Short task ▸ Could you quote everything in the items below from the line containing "text-line (169, 813, 1045, 843)" down to the line containing "text-run: —Subjective experience", word for word?

Excerpted records ▸
— Start —

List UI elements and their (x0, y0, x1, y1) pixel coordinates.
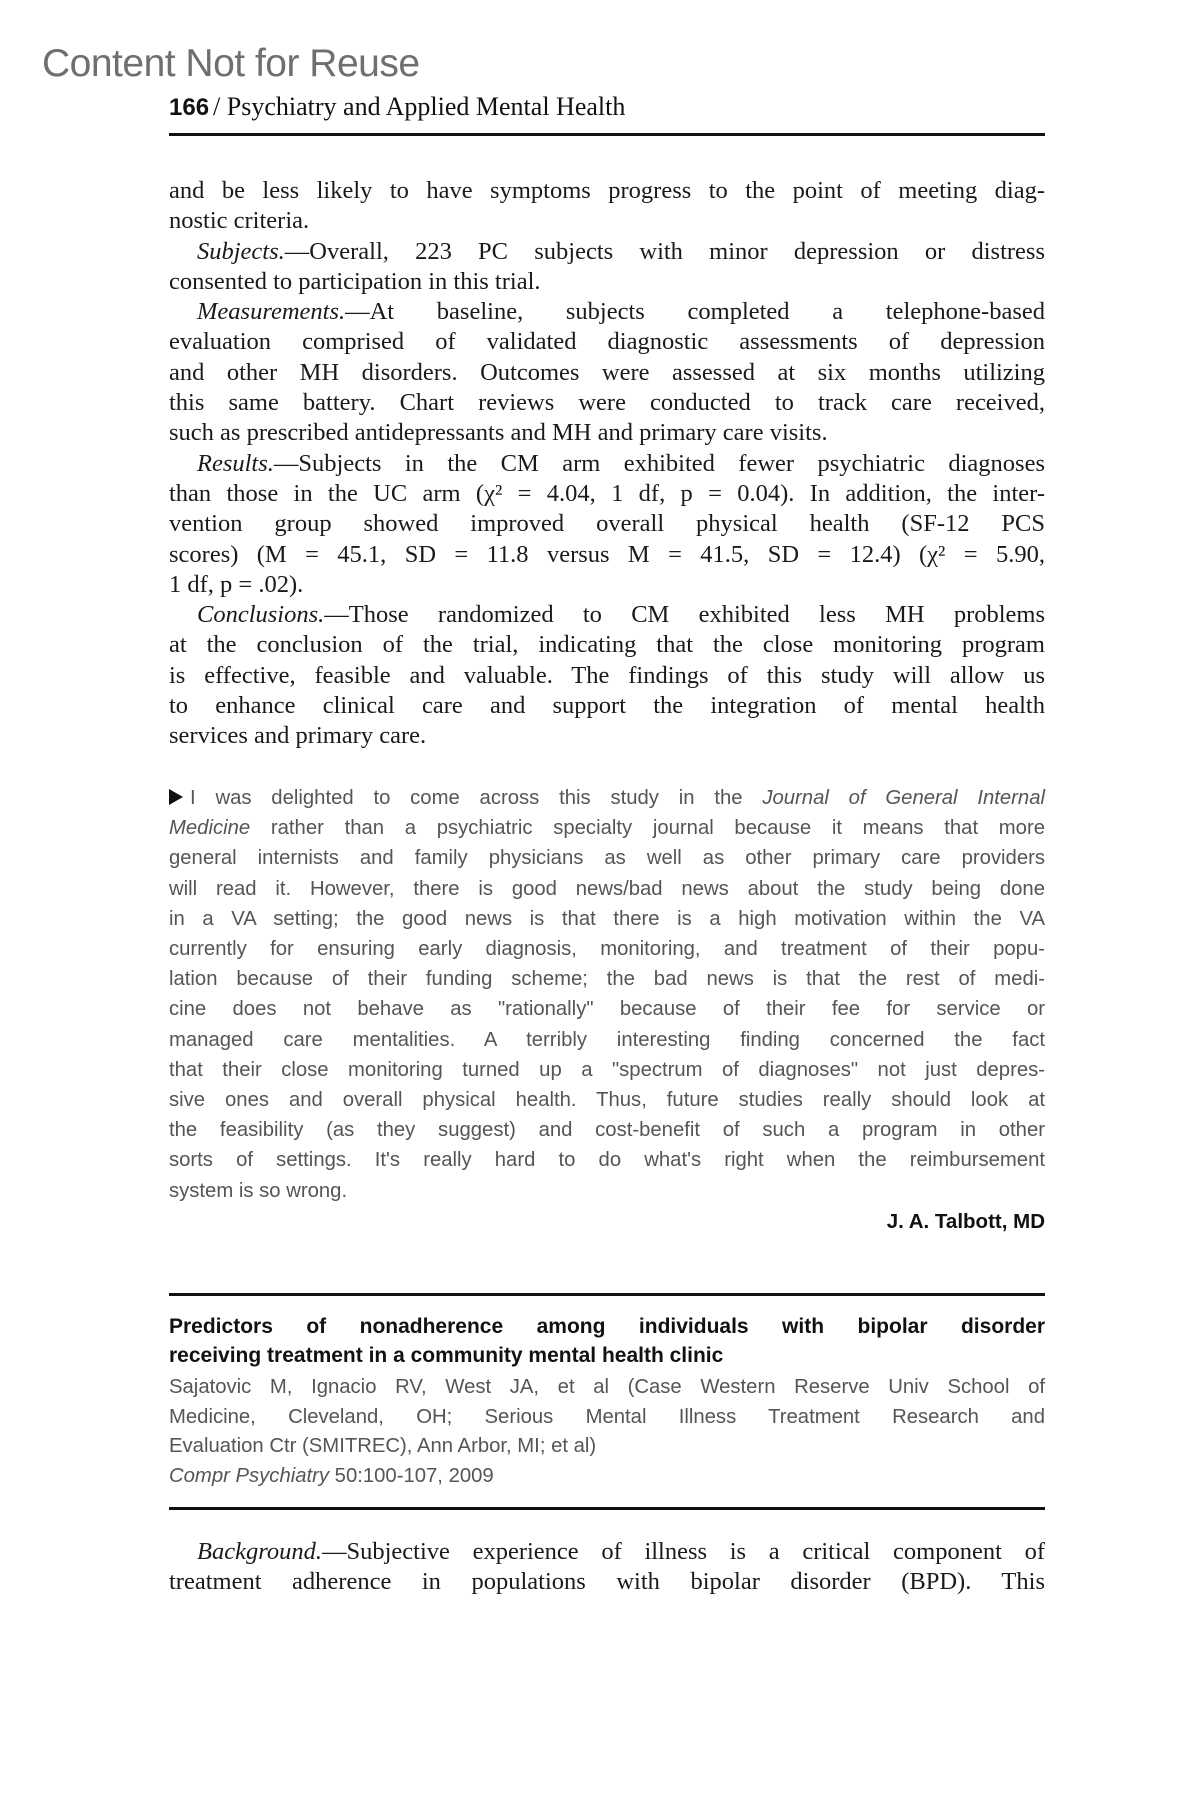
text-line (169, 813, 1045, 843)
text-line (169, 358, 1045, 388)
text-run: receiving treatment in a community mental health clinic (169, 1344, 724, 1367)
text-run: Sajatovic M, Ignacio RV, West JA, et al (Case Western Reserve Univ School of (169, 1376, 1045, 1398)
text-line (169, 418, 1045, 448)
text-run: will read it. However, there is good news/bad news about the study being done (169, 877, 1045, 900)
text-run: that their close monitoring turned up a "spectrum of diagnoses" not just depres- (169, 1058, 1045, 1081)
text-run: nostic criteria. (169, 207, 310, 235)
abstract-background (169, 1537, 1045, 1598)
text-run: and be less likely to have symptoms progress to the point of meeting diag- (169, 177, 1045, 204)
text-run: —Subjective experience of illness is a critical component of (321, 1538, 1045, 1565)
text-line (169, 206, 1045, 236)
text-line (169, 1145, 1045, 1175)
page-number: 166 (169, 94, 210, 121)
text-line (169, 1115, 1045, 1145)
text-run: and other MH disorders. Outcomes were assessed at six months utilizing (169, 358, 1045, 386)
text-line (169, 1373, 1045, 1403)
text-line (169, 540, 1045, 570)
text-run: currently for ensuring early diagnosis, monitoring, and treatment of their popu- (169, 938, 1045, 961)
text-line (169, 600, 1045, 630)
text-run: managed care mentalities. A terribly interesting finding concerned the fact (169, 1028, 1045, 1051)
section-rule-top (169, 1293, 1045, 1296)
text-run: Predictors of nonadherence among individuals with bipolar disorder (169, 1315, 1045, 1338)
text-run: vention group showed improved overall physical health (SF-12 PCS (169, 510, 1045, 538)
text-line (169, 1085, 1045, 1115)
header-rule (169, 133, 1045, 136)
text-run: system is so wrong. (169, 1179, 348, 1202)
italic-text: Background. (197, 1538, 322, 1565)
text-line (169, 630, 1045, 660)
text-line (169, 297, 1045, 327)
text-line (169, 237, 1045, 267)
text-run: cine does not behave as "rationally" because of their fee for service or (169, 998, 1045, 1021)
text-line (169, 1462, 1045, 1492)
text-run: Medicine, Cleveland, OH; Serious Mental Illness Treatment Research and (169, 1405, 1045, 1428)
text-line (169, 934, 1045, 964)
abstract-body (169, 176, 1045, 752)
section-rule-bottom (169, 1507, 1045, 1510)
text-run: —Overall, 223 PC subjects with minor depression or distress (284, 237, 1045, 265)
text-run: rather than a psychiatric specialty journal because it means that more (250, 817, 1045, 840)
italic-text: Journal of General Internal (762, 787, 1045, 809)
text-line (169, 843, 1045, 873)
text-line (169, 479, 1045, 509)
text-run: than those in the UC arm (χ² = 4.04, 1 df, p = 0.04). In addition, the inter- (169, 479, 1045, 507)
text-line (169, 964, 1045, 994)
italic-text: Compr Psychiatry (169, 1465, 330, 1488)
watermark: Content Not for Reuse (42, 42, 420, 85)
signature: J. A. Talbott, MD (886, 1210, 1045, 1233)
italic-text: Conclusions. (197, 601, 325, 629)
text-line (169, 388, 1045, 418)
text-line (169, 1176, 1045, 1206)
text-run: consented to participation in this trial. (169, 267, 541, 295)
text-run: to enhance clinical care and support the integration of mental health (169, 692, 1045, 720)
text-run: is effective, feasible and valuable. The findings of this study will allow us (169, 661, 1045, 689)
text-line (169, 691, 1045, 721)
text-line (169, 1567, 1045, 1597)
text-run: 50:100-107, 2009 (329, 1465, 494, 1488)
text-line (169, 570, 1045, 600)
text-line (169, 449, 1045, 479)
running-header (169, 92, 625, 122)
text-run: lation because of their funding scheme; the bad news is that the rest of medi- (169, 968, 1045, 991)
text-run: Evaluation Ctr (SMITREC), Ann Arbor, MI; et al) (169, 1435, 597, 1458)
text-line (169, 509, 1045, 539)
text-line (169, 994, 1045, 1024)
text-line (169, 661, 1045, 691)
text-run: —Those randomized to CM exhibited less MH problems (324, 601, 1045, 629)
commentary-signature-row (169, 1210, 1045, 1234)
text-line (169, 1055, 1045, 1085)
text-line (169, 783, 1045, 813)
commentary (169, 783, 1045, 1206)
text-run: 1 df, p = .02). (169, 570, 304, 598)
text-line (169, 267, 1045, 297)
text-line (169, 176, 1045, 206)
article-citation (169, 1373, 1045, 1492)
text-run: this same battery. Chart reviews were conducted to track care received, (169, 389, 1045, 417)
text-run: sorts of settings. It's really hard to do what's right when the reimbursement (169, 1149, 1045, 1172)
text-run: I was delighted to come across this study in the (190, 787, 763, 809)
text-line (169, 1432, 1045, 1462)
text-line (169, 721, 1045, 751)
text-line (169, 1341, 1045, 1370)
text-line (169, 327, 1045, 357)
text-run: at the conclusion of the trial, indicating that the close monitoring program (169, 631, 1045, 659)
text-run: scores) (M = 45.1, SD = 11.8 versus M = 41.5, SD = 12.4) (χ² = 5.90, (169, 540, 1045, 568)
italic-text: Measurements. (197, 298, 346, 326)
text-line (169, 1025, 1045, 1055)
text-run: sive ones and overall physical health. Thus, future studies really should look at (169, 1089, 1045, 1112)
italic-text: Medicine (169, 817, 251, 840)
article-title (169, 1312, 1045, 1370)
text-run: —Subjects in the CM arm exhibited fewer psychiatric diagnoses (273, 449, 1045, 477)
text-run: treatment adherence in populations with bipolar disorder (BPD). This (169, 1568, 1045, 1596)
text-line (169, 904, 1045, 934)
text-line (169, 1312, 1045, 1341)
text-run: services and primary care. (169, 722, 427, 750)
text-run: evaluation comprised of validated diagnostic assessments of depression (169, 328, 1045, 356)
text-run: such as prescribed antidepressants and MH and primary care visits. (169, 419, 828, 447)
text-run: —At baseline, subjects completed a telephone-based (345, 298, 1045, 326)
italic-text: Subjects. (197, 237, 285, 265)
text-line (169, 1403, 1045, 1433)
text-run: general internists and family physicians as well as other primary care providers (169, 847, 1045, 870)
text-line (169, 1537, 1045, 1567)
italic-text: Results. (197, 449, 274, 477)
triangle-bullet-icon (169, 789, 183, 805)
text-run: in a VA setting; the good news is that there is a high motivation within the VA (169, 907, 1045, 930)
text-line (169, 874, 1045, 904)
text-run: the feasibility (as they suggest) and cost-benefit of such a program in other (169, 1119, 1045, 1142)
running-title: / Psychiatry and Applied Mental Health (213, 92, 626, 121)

— End —

Solution for this exercise ▸
text-line (169, 813, 1045, 843)
text-line (169, 358, 1045, 388)
text-run: receiving treatment in a community mental health clinic (169, 1344, 724, 1367)
text-run: Sajatovic M, Ignacio RV, West JA, et al (Case Western Reserve Univ School of (169, 1376, 1045, 1398)
text-line (169, 418, 1045, 448)
text-run: will read it. However, there is good news/bad news about the study being done (169, 877, 1045, 900)
text-run: that their close monitoring turned up a "spectrum of diagnoses" not just depres- (169, 1058, 1045, 1081)
text-run: nostic criteria. (169, 207, 310, 235)
abstract-background (169, 1537, 1045, 1598)
text-run: and be less likely to have symptoms progress to the point of meeting diag- (169, 177, 1045, 204)
text-run: —Subjective experience of illness is a critical component of (321, 1538, 1045, 1565)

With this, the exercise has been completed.